→ **REQUIREMENT**: Find each line containing the string "stats". Copy it.

# start of DATA SHOWN

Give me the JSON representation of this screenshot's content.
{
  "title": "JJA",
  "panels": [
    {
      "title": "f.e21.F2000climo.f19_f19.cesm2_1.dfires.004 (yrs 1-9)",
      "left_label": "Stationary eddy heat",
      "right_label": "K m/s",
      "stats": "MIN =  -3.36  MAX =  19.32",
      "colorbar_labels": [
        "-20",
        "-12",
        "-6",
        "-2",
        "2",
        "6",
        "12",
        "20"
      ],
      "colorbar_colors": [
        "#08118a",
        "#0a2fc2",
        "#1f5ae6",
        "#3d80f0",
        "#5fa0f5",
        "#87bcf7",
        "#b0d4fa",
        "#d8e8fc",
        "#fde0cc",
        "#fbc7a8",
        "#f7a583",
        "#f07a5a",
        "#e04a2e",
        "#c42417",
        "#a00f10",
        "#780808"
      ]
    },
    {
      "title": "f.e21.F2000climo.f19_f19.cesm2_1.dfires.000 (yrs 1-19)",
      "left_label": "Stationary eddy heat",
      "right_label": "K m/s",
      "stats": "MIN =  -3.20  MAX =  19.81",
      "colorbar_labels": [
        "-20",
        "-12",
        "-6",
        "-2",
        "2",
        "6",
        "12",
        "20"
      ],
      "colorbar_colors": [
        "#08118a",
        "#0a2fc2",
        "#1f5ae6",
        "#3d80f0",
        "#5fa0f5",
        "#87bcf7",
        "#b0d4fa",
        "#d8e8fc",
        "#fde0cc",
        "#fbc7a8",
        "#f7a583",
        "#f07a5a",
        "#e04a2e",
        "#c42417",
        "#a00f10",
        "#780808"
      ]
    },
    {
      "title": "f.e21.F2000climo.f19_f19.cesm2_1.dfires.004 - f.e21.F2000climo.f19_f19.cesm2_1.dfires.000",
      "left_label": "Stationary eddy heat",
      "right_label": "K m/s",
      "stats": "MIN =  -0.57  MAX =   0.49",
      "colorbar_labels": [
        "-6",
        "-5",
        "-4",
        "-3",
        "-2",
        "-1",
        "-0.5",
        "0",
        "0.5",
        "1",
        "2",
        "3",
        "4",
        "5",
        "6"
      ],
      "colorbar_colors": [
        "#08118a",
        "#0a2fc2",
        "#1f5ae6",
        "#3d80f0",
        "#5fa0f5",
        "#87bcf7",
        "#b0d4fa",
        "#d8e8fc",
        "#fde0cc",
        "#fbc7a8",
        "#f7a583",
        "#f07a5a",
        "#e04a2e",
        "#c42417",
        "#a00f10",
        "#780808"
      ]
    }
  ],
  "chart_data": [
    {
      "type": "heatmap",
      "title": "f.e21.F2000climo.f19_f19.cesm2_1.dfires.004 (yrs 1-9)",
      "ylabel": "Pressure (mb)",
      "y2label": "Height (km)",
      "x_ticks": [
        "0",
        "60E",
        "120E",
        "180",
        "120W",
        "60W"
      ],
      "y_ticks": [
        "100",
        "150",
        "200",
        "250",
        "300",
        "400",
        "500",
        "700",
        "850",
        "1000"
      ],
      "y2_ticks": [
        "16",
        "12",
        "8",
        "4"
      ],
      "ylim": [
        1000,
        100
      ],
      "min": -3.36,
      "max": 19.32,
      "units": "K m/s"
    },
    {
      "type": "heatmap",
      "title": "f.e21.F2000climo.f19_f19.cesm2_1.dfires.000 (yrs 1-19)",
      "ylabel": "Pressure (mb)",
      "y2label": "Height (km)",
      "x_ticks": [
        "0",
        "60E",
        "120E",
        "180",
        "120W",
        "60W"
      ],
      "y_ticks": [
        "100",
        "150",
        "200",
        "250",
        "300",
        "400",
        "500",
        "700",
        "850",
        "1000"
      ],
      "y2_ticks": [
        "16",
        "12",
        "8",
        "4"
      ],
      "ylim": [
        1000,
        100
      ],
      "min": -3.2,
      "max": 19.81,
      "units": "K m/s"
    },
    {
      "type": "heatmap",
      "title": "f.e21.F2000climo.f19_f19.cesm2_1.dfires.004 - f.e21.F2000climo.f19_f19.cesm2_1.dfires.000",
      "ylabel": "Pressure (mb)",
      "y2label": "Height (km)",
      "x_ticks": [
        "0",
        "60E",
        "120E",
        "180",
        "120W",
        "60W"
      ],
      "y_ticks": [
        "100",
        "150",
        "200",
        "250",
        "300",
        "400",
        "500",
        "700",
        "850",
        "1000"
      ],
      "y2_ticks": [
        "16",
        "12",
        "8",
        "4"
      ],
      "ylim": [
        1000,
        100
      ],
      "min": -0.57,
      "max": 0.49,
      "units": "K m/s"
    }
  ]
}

# end of DATA SHOWN

→ **TASK ANSWER**:
      "stats": "MIN =  -3.36  MAX =  19.32",
      "stats": "MIN =  -3.20  MAX =  19.81",
      "stats": "MIN =  -0.57  MAX =   0.49",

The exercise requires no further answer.